## begin PROVIDED ENTRIES

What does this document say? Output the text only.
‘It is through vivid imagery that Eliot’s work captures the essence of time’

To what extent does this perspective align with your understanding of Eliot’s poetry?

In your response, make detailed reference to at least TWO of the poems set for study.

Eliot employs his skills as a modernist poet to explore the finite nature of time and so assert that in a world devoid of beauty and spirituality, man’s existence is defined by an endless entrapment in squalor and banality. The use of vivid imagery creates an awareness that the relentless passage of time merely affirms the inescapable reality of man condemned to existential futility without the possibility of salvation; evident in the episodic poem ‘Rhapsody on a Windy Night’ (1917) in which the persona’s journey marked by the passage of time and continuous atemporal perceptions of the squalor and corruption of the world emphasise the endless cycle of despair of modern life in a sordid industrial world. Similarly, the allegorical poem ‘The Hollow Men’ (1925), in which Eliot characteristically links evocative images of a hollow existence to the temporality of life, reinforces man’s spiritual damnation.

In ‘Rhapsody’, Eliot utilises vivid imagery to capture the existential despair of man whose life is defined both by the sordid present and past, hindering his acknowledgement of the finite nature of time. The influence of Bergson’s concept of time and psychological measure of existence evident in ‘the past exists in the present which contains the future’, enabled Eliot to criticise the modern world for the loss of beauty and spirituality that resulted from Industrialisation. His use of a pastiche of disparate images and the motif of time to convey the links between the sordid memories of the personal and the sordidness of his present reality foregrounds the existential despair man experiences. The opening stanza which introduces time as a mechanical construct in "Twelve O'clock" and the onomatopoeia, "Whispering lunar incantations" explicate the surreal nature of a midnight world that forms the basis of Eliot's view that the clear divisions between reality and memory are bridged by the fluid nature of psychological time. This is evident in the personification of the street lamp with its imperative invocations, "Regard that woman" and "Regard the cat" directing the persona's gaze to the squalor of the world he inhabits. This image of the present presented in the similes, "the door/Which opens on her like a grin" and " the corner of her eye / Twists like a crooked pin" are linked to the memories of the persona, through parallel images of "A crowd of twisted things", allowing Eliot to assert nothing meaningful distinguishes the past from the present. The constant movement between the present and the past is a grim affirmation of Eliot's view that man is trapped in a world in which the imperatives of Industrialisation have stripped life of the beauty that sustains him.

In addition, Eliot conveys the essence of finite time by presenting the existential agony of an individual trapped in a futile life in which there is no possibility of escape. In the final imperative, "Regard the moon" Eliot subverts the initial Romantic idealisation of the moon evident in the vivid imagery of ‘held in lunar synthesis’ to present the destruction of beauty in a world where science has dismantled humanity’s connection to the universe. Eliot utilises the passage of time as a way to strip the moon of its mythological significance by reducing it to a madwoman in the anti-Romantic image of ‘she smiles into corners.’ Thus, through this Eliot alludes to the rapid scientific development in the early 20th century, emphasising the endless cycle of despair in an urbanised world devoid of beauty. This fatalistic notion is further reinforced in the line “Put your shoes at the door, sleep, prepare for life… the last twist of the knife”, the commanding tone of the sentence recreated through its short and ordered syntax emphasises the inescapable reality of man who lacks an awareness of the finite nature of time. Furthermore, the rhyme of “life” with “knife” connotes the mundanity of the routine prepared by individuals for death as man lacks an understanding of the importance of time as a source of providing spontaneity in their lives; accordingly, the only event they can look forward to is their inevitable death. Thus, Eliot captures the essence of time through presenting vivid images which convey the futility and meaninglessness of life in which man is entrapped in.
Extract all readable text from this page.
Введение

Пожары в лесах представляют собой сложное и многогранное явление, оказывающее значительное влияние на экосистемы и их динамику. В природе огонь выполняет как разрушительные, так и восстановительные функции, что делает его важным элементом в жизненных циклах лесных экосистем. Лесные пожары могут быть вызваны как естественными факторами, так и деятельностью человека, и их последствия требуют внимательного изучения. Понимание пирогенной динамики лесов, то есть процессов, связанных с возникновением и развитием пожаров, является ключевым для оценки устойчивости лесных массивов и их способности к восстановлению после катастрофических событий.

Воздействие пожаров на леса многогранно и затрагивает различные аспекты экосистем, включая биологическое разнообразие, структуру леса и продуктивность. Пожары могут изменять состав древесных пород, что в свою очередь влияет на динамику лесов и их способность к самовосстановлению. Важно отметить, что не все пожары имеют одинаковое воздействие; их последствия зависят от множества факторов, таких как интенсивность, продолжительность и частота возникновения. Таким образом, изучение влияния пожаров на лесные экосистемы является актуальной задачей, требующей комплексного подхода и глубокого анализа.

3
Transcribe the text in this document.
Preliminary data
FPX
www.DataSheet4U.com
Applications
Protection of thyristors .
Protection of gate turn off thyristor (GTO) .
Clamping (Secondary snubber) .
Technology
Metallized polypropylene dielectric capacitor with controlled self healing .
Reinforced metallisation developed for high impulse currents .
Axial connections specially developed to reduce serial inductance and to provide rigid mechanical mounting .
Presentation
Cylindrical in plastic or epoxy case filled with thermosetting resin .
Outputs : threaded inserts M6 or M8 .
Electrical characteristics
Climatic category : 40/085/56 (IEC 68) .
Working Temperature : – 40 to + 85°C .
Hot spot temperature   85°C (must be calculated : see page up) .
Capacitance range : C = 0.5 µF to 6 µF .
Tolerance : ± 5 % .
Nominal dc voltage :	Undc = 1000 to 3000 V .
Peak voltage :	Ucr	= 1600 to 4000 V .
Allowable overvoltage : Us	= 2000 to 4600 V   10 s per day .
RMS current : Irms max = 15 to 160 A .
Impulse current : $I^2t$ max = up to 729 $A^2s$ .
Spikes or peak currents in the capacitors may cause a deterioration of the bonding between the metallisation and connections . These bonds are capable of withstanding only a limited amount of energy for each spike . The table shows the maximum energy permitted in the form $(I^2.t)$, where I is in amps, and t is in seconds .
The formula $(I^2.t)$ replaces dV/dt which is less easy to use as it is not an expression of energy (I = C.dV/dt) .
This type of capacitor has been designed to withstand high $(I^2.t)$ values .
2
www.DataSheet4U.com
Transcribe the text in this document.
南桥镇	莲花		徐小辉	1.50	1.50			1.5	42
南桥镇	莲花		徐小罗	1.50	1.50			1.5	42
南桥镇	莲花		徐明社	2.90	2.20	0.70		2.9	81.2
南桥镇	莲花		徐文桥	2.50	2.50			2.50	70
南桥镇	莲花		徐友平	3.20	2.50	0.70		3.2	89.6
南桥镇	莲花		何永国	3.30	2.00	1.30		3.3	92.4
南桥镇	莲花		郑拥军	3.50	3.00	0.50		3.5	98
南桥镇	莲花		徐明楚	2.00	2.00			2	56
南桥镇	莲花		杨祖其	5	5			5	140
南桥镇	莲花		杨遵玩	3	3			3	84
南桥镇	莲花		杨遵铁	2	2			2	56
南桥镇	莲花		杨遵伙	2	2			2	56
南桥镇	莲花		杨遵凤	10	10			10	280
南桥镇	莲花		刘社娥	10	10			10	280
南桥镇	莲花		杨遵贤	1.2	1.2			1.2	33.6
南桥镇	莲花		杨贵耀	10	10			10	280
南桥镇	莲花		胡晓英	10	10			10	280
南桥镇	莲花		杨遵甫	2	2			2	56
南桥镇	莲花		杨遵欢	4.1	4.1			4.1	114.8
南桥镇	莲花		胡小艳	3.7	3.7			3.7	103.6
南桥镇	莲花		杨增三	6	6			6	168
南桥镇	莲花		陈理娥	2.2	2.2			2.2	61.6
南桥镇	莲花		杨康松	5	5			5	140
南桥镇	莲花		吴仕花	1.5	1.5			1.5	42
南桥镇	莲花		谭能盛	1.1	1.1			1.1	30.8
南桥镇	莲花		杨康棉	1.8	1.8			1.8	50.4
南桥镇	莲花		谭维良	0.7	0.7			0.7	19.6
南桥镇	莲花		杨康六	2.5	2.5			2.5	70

## end PROVIDED ENTRIES

§ **REQUIREMENTS**:
Each of the records should be retyped exactly.

§ **FINISHED ANSWER**:
What does this document say? Output the text only.
‘It is through vivid imagery that Eliot’s work captures the essence of time’

To what extent does this perspective align with your understanding of Eliot’s poetry?

In your response, make detailed reference to at least TWO of the poems set for study.

Eliot employs his skills as a modernist poet to explore the finite nature of time and so assert that in a world devoid of beauty and spirituality, man’s existence is defined by an endless entrapment in squalor and banality. The use of vivid imagery creates an awareness that the relentless passage of time merely affirms the inescapable reality of man condemned to existential futility without the possibility of salvation; evident in the episodic poem ‘Rhapsody on a Windy Night’ (1917) in which the persona’s journey marked by the passage of time and continuous atemporal perceptions of the squalor and corruption of the world emphasise the endless cycle of despair of modern life in a sordid industrial world. Similarly, the allegorical poem ‘The Hollow Men’ (1925), in which Eliot characteristically links evocative images of a hollow existence to the temporality of life, reinforces man’s spiritual damnation.

In ‘Rhapsody’, Eliot utilises vivid imagery to capture the existential despair of man whose life is defined both by the sordid present and past, hindering his acknowledgement of the finite nature of time. The influence of Bergson’s concept of time and psychological measure of existence evident in ‘the past exists in the present which contains the future’, enabled Eliot to criticise the modern world for the loss of beauty and spirituality that resulted from Industrialisation. His use of a pastiche of disparate images and the motif of time to convey the links between the sordid memories of the personal and the sordidness of his present reality foregrounds the existential despair man experiences. The opening stanza which introduces time as a mechanical construct in "Twelve O'clock" and the onomatopoeia, "Whispering lunar incantations" explicate the surreal nature of a midnight world that forms the basis of Eliot's view that the clear divisions between reality and memory are bridged by the fluid nature of psychological time. This is evident in the personification of the street lamp with its imperative invocations, "Regard that woman" and "Regard the cat" directing the persona's gaze to the squalor of the world he inhabits. This image of the present presented in the similes, "the door/Which opens on her like a grin" and " the corner of her eye / Twists like a crooked pin" are linked to the memories of the persona, through parallel images of "A crowd of twisted things", allowing Eliot to assert nothing meaningful distinguishes the past from the present. The constant movement between the present and the past is a grim affirmation of Eliot's view that man is trapped in a world in which the imperatives of Industrialisation have stripped life of the beauty that sustains him.

In addition, Eliot conveys the essence of finite time by presenting the existential agony of an individual trapped in a futile life in which there is no possibility of escape. In the final imperative, "Regard the moon" Eliot subverts the initial Romantic idealisation of the moon evident in the vivid imagery of ‘held in lunar synthesis’ to present the destruction of beauty in a world where science has dismantled humanity’s connection to the universe. Eliot utilises the passage of time as a way to strip the moon of its mythological significance by reducing it to a madwoman in the anti-Romantic image of ‘she smiles into corners.’ Thus, through this Eliot alludes to the rapid scientific development in the early 20th century, emphasising the endless cycle of despair in an urbanised world devoid of beauty. This fatalistic notion is further reinforced in the line “Put your shoes at the door, sleep, prepare for life… the last twist of the knife”, the commanding tone of the sentence recreated through its short and ordered syntax emphasises the inescapable reality of man who lacks an awareness of the finite nature of time. Furthermore, the rhyme of “life” with “knife” connotes the mundanity of the routine prepared by individuals for death as man lacks an understanding of the importance of time as a source of providing spontaneity in their lives; accordingly, the only event they can look forward to is their inevitable death. Thus, Eliot captures the essence of time through presenting vivid images which convey the futility and meaninglessness of life in which man is entrapped in.
Extract all readable text from this page.
Введение

Пожары в лесах представляют собой сложное и многогранное явление, оказывающее значительное влияние на экосистемы и их динамику. В природе огонь выполняет как разрушительные, так и восстановительные функции, что делает его важным элементом в жизненных циклах лесных экосистем. Лесные пожары могут быть вызваны как естественными факторами, так и деятельностью человека, и их последствия требуют внимательного изучения. Понимание пирогенной динамики лесов, то есть процессов, связанных с возникновением и развитием пожаров, является ключевым для оценки устойчивости лесных массивов и их способности к восстановлению после катастрофических событий.

Воздействие пожаров на леса многогранно и затрагивает различные аспекты экосистем, включая биологическое разнообразие, структуру леса и продуктивность. Пожары могут изменять состав древесных пород, что в свою очередь влияет на динамику лесов и их способность к самовосстановлению. Важно отметить, что не все пожары имеют одинаковое воздействие; их последствия зависят от множества факторов, таких как интенсивность, продолжительность и частота возникновения. Таким образом, изучение влияния пожаров на лесные экосистемы является актуальной задачей, требующей комплексного подхода и глубокого анализа.

3
Transcribe the text in this document.
Preliminary data
FPX
www.DataSheet4U.com
Applications
Protection of thyristors .
Protection of gate turn off thyristor (GTO) .
Clamping (Secondary snubber) .
Technology
Metallized polypropylene dielectric capacitor with controlled self healing .
Reinforced metallisation developed for high impulse currents .
Axial connections specially developed to reduce serial inductance and to provide rigid mechanical mounting .
Presentation
Cylindrical in plastic or epoxy case filled with thermosetting resin .
Outputs : threaded inserts M6 or M8 .
Electrical characteristics
Climatic category : 40/085/56 (IEC 68) .
Working Temperature : – 40 to + 85°C .
Hot spot temperature   85°C (must be calculated : see page up) .
Capacitance range : C = 0.5 µF to 6 µF .
Tolerance : ± 5 % .
Nominal dc voltage :	Undc = 1000 to 3000 V .
Peak voltage :	Ucr	= 1600 to 4000 V .
Allowable overvoltage : Us	= 2000 to 4600 V   10 s per day .
RMS current : Irms max = 15 to 160 A .
Impulse current : $I^2t$ max = up to 729 $A^2s$ .
Spikes or peak currents in the capacitors may cause a deterioration of the bonding between the metallisation and connections . These bonds are capable of withstanding only a limited amount of energy for each spike . The table shows the maximum energy permitted in the form $(I^2.t)$, where I is in amps, and t is in seconds .
The formula $(I^2.t)$ replaces dV/dt which is less easy to use as it is not an expression of energy (I = C.dV/dt) .
This type of capacitor has been designed to withstand high $(I^2.t)$ values .
2
www.DataSheet4U.com
Transcribe the text in this document.
南桥镇	莲花		徐小辉	1.50	1.50			1.5	42
南桥镇	莲花		徐小罗	1.50	1.50			1.5	42
南桥镇	莲花		徐明社	2.90	2.20	0.70		2.9	81.2
南桥镇	莲花		徐文桥	2.50	2.50			2.50	70
南桥镇	莲花		徐友平	3.20	2.50	0.70		3.2	89.6
南桥镇	莲花		何永国	3.30	2.00	1.30		3.3	92.4
南桥镇	莲花		郑拥军	3.50	3.00	0.50		3.5	98
南桥镇	莲花		徐明楚	2.00	2.00			2	56
南桥镇	莲花		杨祖其	5	5			5	140
南桥镇	莲花		杨遵玩	3	3			3	84
南桥镇	莲花		杨遵铁	2	2			2	56
南桥镇	莲花		杨遵伙	2	2			2	56
南桥镇	莲花		杨遵凤	10	10			10	280
南桥镇	莲花		刘社娥	10	10			10	280
南桥镇	莲花		杨遵贤	1.2	1.2			1.2	33.6
南桥镇	莲花		杨贵耀	10	10			10	280
南桥镇	莲花		胡晓英	10	10			10	280
南桥镇	莲花		杨遵甫	2	2			2	56
南桥镇	莲花		杨遵欢	4.1	4.1			4.1	114.8
南桥镇	莲花		胡小艳	3.7	3.7			3.7	103.6
南桥镇	莲花		杨增三	6	6			6	168
南桥镇	莲花		陈理娥	2.2	2.2			2.2	61.6
南桥镇	莲花		杨康松	5	5			5	140
南桥镇	莲花		吴仕花	1.5	1.5			1.5	42
南桥镇	莲花		谭能盛	1.1	1.1			1.1	30.8
南桥镇	莲花		杨康棉	1.8	1.8			1.8	50.4
南桥镇	莲花		谭维良	0.7	0.7			0.7	19.6
南桥镇	莲花		杨康六	2.5	2.5			2.5	70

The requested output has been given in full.